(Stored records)
######
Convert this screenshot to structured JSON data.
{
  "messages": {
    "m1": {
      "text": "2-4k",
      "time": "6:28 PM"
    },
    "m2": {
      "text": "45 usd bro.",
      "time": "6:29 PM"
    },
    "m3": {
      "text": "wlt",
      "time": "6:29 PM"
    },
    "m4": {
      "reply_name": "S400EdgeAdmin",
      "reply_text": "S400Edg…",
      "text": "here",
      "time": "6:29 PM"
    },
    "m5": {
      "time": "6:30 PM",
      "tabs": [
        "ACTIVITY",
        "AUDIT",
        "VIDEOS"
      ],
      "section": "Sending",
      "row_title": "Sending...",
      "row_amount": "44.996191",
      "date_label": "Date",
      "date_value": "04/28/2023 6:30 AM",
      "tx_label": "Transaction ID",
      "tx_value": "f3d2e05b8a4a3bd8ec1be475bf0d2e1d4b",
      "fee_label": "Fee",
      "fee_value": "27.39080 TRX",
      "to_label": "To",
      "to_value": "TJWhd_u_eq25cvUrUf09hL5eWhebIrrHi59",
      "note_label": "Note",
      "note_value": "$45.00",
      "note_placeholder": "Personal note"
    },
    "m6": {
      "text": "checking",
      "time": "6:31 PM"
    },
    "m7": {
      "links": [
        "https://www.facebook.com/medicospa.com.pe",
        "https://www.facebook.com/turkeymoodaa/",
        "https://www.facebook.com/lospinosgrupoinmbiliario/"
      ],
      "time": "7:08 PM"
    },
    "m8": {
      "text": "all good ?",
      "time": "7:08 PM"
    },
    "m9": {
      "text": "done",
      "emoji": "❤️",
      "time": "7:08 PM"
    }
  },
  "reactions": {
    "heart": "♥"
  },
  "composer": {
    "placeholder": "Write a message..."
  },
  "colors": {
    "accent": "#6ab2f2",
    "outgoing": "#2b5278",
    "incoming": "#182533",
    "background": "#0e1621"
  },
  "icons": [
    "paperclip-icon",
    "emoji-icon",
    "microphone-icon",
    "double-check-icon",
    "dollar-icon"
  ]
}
######
What to produce:
Repeat every line of the records above exactly.

Correct output:
Convert this screenshot to structured JSON data.
{
  "messages": {
    "m1": {
      "text": "2-4k",
      "time": "6:28 PM"
    },
    "m2": {
      "text": "45 usd bro.",
      "time": "6:29 PM"
    },
    "m3": {
      "text": "wlt",
      "time": "6:29 PM"
    },
    "m4": {
      "reply_name": "S400EdgeAdmin",
      "reply_text": "S400Edg…",
      "text": "here",
      "time": "6:29 PM"
    },
    "m5": {
      "time": "6:30 PM",
      "tabs": [
        "ACTIVITY",
        "AUDIT",
        "VIDEOS"
      ],
      "section": "Sending",
      "row_title": "Sending...",
      "row_amount": "44.996191",
      "date_label": "Date",
      "date_value": "04/28/2023 6:30 AM",
      "tx_label": "Transaction ID",
      "tx_value": "f3d2e05b8a4a3bd8ec1be475bf0d2e1d4b",
      "fee_label": "Fee",
      "fee_value": "27.39080 TRX",
      "to_label": "To",
      "to_value": "TJWhd_u_eq25cvUrUf09hL5eWhebIrrHi59",
      "note_label": "Note",
      "note_value": "$45.00",
      "note_placeholder": "Personal note"
    },
    "m6": {
      "text": "checking",
      "time": "6:31 PM"
    },
    "m7": {
      "links": [
        "https://www.facebook.com/medicospa.com.pe",
        "https://www.facebook.com/turkeymoodaa/",
        "https://www.facebook.com/lospinosgrupoinmbiliario/"
      ],
      "time": "7:08 PM"
    },
    "m8": {
      "text": "all good ?",
      "time": "7:08 PM"
    },
    "m9": {
      "text": "done",
      "emoji": "❤️",
      "time": "7:08 PM"
    }
  },
  "reactions": {
    "heart": "♥"
  },
  "composer": {
    "placeholder": "Write a message..."
  },
  "colors": {
    "accent": "#6ab2f2",
    "outgoing": "#2b5278",
    "incoming": "#182533",
    "background": "#0e1621"
  },
  "icons": [
    "paperclip-icon",
    "emoji-icon",
    "microphone-icon",
    "double-check-icon",
    "dollar-icon"
  ]
}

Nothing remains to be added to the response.